_Material_:
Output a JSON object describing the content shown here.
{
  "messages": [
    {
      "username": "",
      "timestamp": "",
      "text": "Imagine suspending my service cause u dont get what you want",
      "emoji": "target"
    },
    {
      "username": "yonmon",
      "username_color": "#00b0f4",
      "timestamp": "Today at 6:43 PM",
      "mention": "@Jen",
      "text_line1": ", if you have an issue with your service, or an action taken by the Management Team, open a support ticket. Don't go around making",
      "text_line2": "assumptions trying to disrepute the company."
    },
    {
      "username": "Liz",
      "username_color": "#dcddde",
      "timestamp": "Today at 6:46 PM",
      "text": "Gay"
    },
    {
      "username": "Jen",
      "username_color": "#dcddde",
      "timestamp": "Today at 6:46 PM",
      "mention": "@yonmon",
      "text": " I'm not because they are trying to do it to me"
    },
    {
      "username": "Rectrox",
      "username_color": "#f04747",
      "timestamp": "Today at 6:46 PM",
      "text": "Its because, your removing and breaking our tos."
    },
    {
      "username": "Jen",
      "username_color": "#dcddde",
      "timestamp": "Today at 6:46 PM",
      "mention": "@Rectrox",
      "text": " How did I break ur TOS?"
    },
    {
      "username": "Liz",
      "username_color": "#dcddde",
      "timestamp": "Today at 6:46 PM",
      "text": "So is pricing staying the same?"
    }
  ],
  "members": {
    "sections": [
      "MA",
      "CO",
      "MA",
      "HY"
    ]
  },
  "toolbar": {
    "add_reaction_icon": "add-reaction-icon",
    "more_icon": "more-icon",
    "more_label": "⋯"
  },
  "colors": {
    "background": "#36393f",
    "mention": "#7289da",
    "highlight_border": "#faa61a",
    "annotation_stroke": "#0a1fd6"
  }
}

_Set task_:
From the entries, report each line that includes the word "your".

_Written answer_:
      "text_line1": ", if you have an issue with your service, or an action taken by the Management Team, open a support ticket. Don't go around making",
      "text": "Its because, your removing and breaking our tos."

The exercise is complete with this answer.